----- Data for processing -----

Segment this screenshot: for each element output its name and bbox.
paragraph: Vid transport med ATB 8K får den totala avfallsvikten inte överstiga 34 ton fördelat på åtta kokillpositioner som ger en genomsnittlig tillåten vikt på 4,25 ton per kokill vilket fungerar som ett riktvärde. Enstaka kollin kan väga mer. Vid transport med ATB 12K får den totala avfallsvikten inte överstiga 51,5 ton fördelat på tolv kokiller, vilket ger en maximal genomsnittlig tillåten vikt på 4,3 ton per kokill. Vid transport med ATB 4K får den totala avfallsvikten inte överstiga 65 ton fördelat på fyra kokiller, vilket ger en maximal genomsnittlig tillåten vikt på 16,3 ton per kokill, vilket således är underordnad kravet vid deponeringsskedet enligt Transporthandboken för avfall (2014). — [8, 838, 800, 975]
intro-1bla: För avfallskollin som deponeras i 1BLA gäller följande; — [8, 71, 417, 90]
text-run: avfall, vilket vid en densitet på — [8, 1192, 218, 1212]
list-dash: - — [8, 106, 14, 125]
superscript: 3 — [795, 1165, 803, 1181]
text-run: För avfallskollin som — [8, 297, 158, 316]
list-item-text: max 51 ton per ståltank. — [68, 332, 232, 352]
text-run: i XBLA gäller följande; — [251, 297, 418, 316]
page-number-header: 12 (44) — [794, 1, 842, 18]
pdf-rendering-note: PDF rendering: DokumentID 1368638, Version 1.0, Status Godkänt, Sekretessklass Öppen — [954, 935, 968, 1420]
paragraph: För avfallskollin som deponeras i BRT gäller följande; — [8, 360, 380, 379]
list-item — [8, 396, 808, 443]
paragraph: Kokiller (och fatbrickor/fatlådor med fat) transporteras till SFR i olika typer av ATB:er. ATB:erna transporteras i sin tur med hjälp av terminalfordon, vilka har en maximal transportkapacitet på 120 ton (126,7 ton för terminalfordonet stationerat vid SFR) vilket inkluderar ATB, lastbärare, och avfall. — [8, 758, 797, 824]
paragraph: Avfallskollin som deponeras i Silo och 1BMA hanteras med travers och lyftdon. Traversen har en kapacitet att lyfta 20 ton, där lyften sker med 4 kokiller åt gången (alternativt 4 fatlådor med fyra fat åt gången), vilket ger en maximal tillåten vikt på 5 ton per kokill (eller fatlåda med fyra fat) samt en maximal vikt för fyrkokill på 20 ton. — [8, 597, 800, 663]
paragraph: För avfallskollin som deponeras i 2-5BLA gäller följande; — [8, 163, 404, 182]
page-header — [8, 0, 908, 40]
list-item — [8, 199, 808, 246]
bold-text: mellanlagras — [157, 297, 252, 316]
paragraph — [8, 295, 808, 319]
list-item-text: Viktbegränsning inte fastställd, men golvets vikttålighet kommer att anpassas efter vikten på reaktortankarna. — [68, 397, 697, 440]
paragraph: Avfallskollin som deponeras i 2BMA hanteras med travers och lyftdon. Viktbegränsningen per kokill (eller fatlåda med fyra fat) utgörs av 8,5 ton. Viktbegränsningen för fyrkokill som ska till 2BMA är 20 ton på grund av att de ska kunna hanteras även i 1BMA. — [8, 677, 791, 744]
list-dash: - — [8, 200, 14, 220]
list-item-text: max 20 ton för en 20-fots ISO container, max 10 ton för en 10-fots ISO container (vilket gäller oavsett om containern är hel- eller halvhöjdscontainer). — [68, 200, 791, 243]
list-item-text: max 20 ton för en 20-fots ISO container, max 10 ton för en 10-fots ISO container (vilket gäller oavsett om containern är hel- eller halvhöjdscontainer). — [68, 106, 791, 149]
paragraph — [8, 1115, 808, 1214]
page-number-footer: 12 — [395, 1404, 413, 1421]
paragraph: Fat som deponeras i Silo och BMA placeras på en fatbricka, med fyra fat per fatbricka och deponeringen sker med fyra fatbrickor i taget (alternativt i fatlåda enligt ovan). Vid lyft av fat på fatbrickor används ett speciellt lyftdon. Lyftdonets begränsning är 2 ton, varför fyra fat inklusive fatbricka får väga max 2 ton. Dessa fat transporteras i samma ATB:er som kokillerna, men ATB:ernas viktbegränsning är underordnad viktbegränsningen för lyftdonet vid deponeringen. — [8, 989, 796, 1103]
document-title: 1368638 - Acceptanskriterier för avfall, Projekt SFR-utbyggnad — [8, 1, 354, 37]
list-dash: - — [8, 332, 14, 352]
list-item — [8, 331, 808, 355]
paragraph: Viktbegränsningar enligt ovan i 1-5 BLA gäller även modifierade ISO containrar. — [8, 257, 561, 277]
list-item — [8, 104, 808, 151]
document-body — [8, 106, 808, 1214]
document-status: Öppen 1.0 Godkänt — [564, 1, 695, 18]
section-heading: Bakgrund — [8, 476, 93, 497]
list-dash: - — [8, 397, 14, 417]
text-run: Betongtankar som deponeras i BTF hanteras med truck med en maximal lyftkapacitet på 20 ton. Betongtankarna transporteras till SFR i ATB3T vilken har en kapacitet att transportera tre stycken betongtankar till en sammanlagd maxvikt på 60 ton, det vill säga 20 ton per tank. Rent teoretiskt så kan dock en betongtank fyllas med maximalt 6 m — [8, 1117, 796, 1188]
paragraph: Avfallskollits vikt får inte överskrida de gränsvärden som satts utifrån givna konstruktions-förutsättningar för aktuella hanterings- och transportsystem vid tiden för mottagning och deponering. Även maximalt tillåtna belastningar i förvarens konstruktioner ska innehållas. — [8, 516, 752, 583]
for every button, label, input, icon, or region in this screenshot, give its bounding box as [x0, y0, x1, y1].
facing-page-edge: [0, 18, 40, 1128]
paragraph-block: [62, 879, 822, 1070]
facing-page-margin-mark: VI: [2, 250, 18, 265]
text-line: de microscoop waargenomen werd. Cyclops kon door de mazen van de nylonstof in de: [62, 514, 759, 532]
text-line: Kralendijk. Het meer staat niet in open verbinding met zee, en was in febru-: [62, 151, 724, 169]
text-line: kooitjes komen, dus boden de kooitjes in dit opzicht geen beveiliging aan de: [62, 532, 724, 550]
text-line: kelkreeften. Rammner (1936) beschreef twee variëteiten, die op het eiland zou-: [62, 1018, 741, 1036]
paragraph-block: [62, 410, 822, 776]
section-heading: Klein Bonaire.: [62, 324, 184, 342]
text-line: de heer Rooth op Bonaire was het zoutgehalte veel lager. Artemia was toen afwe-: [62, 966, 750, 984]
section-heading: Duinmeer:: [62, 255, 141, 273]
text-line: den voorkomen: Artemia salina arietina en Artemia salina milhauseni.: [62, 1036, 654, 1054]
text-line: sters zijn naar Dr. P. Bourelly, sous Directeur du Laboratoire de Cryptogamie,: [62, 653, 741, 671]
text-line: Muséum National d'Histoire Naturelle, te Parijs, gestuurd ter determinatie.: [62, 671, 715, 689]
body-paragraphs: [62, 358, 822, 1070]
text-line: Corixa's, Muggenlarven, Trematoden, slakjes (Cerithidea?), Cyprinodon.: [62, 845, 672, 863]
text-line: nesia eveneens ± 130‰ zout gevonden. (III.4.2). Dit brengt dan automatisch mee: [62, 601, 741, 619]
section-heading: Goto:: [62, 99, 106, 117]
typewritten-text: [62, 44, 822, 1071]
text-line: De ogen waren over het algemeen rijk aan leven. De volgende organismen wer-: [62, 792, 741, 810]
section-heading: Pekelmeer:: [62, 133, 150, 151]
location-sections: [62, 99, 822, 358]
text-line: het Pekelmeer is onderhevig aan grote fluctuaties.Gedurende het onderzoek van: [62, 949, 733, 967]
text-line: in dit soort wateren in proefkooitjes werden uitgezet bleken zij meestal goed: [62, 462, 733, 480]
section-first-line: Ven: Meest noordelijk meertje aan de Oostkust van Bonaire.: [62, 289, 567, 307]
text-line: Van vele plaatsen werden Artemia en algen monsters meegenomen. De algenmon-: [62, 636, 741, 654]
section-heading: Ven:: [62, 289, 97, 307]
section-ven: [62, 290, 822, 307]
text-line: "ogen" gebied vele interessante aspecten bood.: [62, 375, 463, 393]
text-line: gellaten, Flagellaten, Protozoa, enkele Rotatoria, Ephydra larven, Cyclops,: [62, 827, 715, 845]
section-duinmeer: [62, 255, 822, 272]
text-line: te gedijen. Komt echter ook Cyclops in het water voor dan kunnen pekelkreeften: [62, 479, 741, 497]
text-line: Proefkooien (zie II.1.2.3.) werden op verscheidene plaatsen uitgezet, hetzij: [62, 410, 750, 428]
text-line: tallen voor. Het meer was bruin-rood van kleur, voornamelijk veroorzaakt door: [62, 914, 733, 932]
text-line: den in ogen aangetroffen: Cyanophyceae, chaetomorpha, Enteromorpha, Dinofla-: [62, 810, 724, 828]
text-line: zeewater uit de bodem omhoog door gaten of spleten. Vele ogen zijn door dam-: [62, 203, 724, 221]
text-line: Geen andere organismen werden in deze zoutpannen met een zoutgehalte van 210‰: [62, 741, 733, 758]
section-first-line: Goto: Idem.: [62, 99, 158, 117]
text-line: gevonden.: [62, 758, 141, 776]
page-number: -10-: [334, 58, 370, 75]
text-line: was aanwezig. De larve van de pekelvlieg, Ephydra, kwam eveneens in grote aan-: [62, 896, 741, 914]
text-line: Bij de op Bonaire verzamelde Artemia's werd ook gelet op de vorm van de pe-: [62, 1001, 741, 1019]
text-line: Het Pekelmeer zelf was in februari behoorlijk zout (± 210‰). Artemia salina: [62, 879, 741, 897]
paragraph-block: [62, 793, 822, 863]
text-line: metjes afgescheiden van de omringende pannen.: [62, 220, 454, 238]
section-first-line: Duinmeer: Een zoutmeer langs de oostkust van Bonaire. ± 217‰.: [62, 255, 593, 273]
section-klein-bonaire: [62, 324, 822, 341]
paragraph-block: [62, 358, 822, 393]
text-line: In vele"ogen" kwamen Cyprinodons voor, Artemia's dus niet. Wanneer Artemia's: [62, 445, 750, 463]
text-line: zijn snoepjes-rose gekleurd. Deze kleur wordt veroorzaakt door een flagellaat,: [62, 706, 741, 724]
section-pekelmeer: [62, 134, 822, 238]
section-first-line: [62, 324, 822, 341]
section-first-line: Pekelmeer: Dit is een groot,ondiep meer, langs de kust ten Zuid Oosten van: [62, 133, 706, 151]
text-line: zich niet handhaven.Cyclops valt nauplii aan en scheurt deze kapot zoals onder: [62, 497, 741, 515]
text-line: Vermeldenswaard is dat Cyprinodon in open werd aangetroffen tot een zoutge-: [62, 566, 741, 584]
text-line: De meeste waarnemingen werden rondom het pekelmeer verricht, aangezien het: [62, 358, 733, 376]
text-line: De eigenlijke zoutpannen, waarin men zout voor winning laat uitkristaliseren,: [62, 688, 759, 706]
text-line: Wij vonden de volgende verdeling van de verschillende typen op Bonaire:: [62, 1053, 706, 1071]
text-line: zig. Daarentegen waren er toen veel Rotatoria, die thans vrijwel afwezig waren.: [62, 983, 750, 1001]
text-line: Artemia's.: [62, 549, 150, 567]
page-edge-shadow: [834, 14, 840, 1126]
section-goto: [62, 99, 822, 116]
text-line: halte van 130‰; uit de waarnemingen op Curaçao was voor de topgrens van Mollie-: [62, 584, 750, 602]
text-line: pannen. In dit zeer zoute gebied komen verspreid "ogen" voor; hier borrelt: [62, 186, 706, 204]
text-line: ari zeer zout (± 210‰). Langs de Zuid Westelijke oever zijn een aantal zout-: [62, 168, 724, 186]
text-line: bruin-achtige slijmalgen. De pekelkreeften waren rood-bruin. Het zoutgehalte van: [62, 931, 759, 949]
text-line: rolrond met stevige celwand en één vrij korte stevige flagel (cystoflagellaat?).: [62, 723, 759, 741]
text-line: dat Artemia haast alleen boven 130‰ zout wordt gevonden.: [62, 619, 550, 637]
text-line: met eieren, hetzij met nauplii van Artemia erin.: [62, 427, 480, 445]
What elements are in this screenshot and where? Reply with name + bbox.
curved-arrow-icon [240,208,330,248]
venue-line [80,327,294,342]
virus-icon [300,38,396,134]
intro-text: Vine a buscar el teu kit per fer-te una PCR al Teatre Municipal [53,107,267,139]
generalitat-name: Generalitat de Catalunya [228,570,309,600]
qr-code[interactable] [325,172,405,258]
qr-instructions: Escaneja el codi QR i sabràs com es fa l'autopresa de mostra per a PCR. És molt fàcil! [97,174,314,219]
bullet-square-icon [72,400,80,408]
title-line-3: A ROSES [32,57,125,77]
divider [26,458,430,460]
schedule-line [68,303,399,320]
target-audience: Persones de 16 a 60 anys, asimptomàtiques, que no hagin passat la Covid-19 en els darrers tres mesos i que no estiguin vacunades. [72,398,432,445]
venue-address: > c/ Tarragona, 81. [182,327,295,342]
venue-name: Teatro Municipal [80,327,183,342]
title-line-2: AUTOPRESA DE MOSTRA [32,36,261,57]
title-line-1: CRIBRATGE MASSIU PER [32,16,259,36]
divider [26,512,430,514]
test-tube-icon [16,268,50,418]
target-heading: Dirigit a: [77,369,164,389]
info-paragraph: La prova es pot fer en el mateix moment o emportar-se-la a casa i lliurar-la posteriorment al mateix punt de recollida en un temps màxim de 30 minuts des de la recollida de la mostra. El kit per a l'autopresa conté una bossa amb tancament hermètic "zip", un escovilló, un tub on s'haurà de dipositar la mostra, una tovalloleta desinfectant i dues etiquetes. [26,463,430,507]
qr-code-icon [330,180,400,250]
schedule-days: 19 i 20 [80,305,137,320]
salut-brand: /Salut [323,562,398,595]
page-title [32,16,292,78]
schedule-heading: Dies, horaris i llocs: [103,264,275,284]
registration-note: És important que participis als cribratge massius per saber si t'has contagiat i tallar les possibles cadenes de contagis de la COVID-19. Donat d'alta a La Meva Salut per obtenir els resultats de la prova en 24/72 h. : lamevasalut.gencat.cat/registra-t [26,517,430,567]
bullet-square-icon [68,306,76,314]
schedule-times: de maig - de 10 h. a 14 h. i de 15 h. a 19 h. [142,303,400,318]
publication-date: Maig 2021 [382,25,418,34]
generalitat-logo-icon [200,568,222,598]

-----

Task. Taking the records above as input, show every line in which the word "följande" is present.

Output for this exercise.
intro-1bla: För avfallskollin som deponeras i 1BLA gäller följande; — [8, 71, 417, 90]
text-run: i XBLA gäller följande; — [251, 297, 418, 316]
paragraph: För avfallskollin som deponeras i BRT gäller följande; — [8, 360, 380, 379]
paragraph: För avfallskollin som deponeras i 2-5BLA gäller följande; — [8, 163, 404, 182]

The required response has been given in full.